Directive: Retype the material in full, keeping every word the same.

______________________________

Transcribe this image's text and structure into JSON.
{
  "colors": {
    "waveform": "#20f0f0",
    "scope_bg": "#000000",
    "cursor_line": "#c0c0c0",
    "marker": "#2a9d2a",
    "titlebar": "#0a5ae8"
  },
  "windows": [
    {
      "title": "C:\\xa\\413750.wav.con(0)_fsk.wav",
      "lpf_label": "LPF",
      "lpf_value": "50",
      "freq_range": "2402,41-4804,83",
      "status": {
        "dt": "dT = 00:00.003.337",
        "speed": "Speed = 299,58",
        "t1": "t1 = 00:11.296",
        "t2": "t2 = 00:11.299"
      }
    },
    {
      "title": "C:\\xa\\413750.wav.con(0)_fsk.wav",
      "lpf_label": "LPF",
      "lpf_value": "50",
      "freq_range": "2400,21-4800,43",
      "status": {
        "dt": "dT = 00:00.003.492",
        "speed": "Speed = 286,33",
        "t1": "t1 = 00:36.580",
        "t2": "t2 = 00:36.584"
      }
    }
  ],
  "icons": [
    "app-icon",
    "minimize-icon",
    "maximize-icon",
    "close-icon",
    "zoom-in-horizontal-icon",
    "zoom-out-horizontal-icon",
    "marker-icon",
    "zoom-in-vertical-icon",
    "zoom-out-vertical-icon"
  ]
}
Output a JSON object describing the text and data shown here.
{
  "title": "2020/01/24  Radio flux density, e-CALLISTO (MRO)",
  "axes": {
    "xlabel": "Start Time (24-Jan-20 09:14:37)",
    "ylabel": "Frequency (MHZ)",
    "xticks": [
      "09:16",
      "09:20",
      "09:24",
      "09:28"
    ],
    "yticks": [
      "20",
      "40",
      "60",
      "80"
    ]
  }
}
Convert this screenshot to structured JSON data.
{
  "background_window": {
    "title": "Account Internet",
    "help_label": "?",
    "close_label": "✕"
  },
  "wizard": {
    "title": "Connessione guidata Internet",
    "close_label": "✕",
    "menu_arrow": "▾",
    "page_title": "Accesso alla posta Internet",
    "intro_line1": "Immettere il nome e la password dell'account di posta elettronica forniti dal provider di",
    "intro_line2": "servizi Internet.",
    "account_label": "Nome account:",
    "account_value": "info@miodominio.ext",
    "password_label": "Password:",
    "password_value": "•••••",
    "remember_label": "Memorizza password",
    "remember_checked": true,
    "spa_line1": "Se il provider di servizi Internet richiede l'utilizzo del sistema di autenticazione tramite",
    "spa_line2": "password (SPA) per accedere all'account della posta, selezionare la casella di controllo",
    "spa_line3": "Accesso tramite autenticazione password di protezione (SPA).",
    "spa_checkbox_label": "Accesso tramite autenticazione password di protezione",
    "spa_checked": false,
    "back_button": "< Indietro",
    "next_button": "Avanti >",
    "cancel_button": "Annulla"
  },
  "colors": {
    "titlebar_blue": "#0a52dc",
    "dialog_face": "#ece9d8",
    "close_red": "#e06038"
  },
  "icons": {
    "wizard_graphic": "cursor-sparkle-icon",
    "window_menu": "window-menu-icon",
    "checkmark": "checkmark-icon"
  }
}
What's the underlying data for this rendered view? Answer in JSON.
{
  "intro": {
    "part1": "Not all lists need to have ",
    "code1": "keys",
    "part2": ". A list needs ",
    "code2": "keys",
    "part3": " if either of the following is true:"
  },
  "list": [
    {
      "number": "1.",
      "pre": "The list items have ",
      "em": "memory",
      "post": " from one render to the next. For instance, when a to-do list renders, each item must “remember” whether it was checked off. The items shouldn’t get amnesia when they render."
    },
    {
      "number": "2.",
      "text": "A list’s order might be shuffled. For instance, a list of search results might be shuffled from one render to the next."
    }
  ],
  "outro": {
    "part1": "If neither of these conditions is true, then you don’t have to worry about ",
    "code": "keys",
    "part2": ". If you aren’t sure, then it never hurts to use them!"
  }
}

______________________________

Exercise answer:
Transcribe this image's text and structure into JSON.
{
  "colors": {
    "waveform": "#20f0f0",
    "scope_bg": "#000000",
    "cursor_line": "#c0c0c0",
    "marker": "#2a9d2a",
    "titlebar": "#0a5ae8"
  },
  "windows": [
    {
      "title": "C:\\xa\\413750.wav.con(0)_fsk.wav",
      "lpf_label": "LPF",
      "lpf_value": "50",
      "freq_range": "2402,41-4804,83",
      "status": {
        "dt": "dT = 00:00.003.337",
        "speed": "Speed = 299,58",
        "t1": "t1 = 00:11.296",
        "t2": "t2 = 00:11.299"
      }
    },
    {
      "title": "C:\\xa\\413750.wav.con(0)_fsk.wav",
      "lpf_label": "LPF",
      "lpf_value": "50",
      "freq_range": "2400,21-4800,43",
      "status": {
        "dt": "dT = 00:00.003.492",
        "speed": "Speed = 286,33",
        "t1": "t1 = 00:36.580",
        "t2": "t2 = 00:36.584"
      }
    }
  ],
  "icons": [
    "app-icon",
    "minimize-icon",
    "maximize-icon",
    "close-icon",
    "zoom-in-horizontal-icon",
    "zoom-out-horizontal-icon",
    "marker-icon",
    "zoom-in-vertical-icon",
    "zoom-out-vertical-icon"
  ]
}
Output a JSON object describing the text and data shown here.
{
  "title": "2020/01/24  Radio flux density, e-CALLISTO (MRO)",
  "axes": {
    "xlabel": "Start Time (24-Jan-20 09:14:37)",
    "ylabel": "Frequency (MHZ)",
    "xticks": [
      "09:16",
      "09:20",
      "09:24",
      "09:28"
    ],
    "yticks": [
      "20",
      "40",
      "60",
      "80"
    ]
  }
}
Convert this screenshot to structured JSON data.
{
  "background_window": {
    "title": "Account Internet",
    "help_label": "?",
    "close_label": "✕"
  },
  "wizard": {
    "title": "Connessione guidata Internet",
    "close_label": "✕",
    "menu_arrow": "▾",
    "page_title": "Accesso alla posta Internet",
    "intro_line1": "Immettere il nome e la password dell'account di posta elettronica forniti dal provider di",
    "intro_line2": "servizi Internet.",
    "account_label": "Nome account:",
    "account_value": "info@miodominio.ext",
    "password_label": "Password:",
    "password_value": "•••••",
    "remember_label": "Memorizza password",
    "remember_checked": true,
    "spa_line1": "Se il provider di servizi Internet richiede l'utilizzo del sistema di autenticazione tramite",
    "spa_line2": "password (SPA) per accedere all'account della posta, selezionare la casella di controllo",
    "spa_line3": "Accesso tramite autenticazione password di protezione (SPA).",
    "spa_checkbox_label": "Accesso tramite autenticazione password di protezione",
    "spa_checked": false,
    "back_button": "< Indietro",
    "next_button": "Avanti >",
    "cancel_button": "Annulla"
  },
  "colors": {
    "titlebar_blue": "#0a52dc",
    "dialog_face": "#ece9d8",
    "close_red": "#e06038"
  },
  "icons": {
    "wizard_graphic": "cursor-sparkle-icon",
    "window_menu": "window-menu-icon",
    "checkmark": "checkmark-icon"
  }
}
What's the underlying data for this rendered view? Answer in JSON.
{
  "intro": {
    "part1": "Not all lists need to have ",
    "code1": "keys",
    "part2": ". A list needs ",
    "code2": "keys",
    "part3": " if either of the following is true:"
  },
  "list": [
    {
      "number": "1.",
      "pre": "The list items have ",
      "em": "memory",
      "post": " from one render to the next. For instance, when a to-do list renders, each item must “remember” whether it was checked off. The items shouldn’t get amnesia when they render."
    },
    {
      "number": "2.",
      "text": "A list’s order might be shuffled. For instance, a list of search results might be shuffled from one render to the next."
    }
  ],
  "outro": {
    "part1": "If neither of these conditions is true, then you don’t have to worry about ",
    "code": "keys",
    "part2": ". If you aren’t sure, then it never hurts to use them!"
  }
}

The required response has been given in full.